What you are asked to do: Restate the records below word for word, and omit the images they hold.

▽

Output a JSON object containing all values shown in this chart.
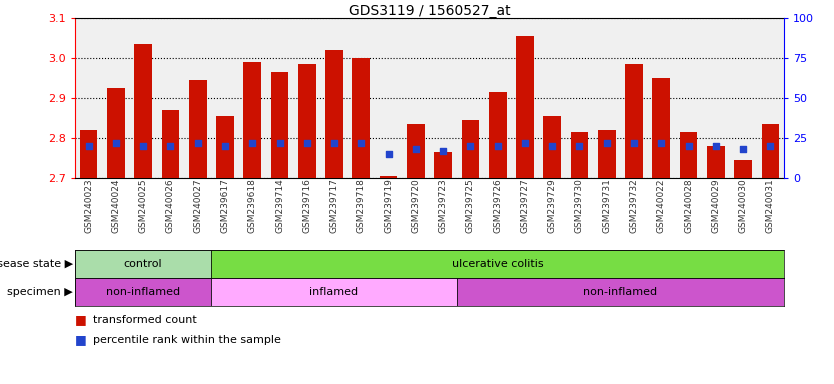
{
  "title": "GDS3119 / 1560527_at",
  "samples": [
    "GSM240023",
    "GSM240024",
    "GSM240025",
    "GSM240026",
    "GSM240027",
    "GSM239617",
    "GSM239618",
    "GSM239714",
    "GSM239716",
    "GSM239717",
    "GSM239718",
    "GSM239719",
    "GSM239720",
    "GSM239723",
    "GSM239725",
    "GSM239726",
    "GSM239727",
    "GSM239729",
    "GSM239730",
    "GSM239731",
    "GSM239732",
    "GSM240022",
    "GSM240028",
    "GSM240029",
    "GSM240030",
    "GSM240031"
  ],
  "transformed_count": [
    2.82,
    2.925,
    3.035,
    2.87,
    2.945,
    2.855,
    2.99,
    2.965,
    2.985,
    3.02,
    3.0,
    2.705,
    2.835,
    2.765,
    2.845,
    2.915,
    3.055,
    2.855,
    2.815,
    2.82,
    2.985,
    2.95,
    2.815,
    2.78,
    2.745,
    2.835
  ],
  "percentile_rank": [
    20,
    22,
    20,
    20,
    22,
    20,
    22,
    22,
    22,
    22,
    22,
    15,
    18,
    17,
    20,
    20,
    22,
    20,
    20,
    22,
    22,
    22,
    20,
    20,
    18,
    20
  ],
  "ylim_left": [
    2.7,
    3.1
  ],
  "ylim_right": [
    0,
    100
  ],
  "yticks_left": [
    2.7,
    2.8,
    2.9,
    3.0,
    3.1
  ],
  "yticks_right": [
    0,
    25,
    50,
    75,
    100
  ],
  "bar_color": "#cc1100",
  "dot_color": "#2244cc",
  "chart_bg": "#f0f0f0",
  "disease_state": {
    "groups": [
      {
        "label": "control",
        "start": 0,
        "end": 5,
        "color": "#aaddaa"
      },
      {
        "label": "ulcerative colitis",
        "start": 5,
        "end": 26,
        "color": "#77dd44"
      }
    ]
  },
  "specimen": {
    "groups": [
      {
        "label": "non-inflamed",
        "start": 0,
        "end": 5,
        "color": "#cc55cc"
      },
      {
        "label": "inflamed",
        "start": 5,
        "end": 14,
        "color": "#ffaaff"
      },
      {
        "label": "non-inflamed",
        "start": 14,
        "end": 26,
        "color": "#cc55cc"
      }
    ]
  },
  "legend_items": [
    {
      "label": "transformed count",
      "color": "#cc1100"
    },
    {
      "label": "percentile rank within the sample",
      "color": "#2244cc"
    }
  ]
}
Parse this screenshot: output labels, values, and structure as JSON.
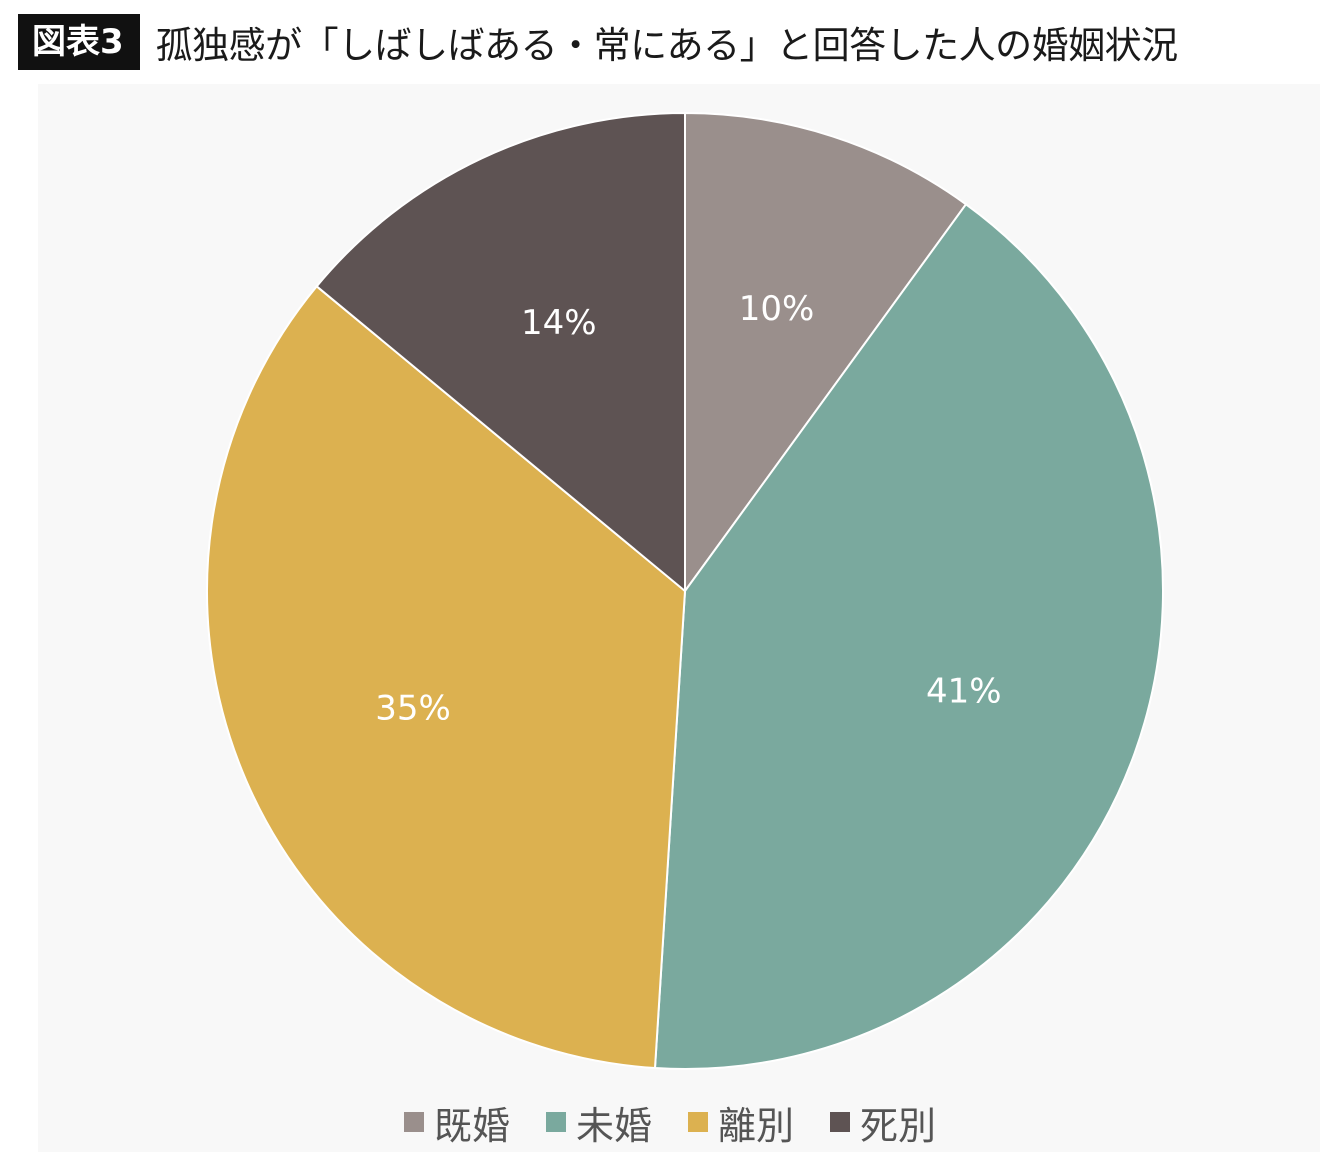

△

Exercise answer:
Output a JSON object containing all values shown in this chart.
{
  "title": "GDS3119 / 1560527_at",
  "samples": [
    "GSM240023",
    "GSM240024",
    "GSM240025",
    "GSM240026",
    "GSM240027",
    "GSM239617",
    "GSM239618",
    "GSM239714",
    "GSM239716",
    "GSM239717",
    "GSM239718",
    "GSM239719",
    "GSM239720",
    "GSM239723",
    "GSM239725",
    "GSM239726",
    "GSM239727",
    "GSM239729",
    "GSM239730",
    "GSM239731",
    "GSM239732",
    "GSM240022",
    "GSM240028",
    "GSM240029",
    "GSM240030",
    "GSM240031"
  ],
  "transformed_count": [
    2.82,
    2.925,
    3.035,
    2.87,
    2.945,
    2.855,
    2.99,
    2.965,
    2.985,
    3.02,
    3.0,
    2.705,
    2.835,
    2.765,
    2.845,
    2.915,
    3.055,
    2.855,
    2.815,
    2.82,
    2.985,
    2.95,
    2.815,
    2.78,
    2.745,
    2.835
  ],
  "percentile_rank": [
    20,
    22,
    20,
    20,
    22,
    20,
    22,
    22,
    22,
    22,
    22,
    15,
    18,
    17,
    20,
    20,
    22,
    20,
    20,
    22,
    22,
    22,
    20,
    20,
    18,
    20
  ],
  "ylim_left": [
    2.7,
    3.1
  ],
  "ylim_right": [
    0,
    100
  ],
  "yticks_left": [
    2.7,
    2.8,
    2.9,
    3.0,
    3.1
  ],
  "yticks_right": [
    0,
    25,
    50,
    75,
    100
  ],
  "bar_color": "#cc1100",
  "dot_color": "#2244cc",
  "chart_bg": "#f0f0f0",
  "disease_state": {
    "groups": [
      {
        "label": "control",
        "start": 0,
        "end": 5,
        "color": "#aaddaa"
      },
      {
        "label": "ulcerative colitis",
        "start": 5,
        "end": 26,
        "color": "#77dd44"
      }
    ]
  },
  "specimen": {
    "groups": [
      {
        "label": "non-inflamed",
        "start": 0,
        "end": 5,
        "color": "#cc55cc"
      },
      {
        "label": "inflamed",
        "start": 5,
        "end": 14,
        "color": "#ffaaff"
      },
      {
        "label": "non-inflamed",
        "start": 14,
        "end": 26,
        "color": "#cc55cc"
      }
    ]
  },
  "legend_items": [
    {
      "label": "transformed count",
      "color": "#cc1100"
    },
    {
      "label": "percentile rank within the sample",
      "color": "#2244cc"
    }
  ]
}
Parse this screenshot: output labels, values, and structure as JSON.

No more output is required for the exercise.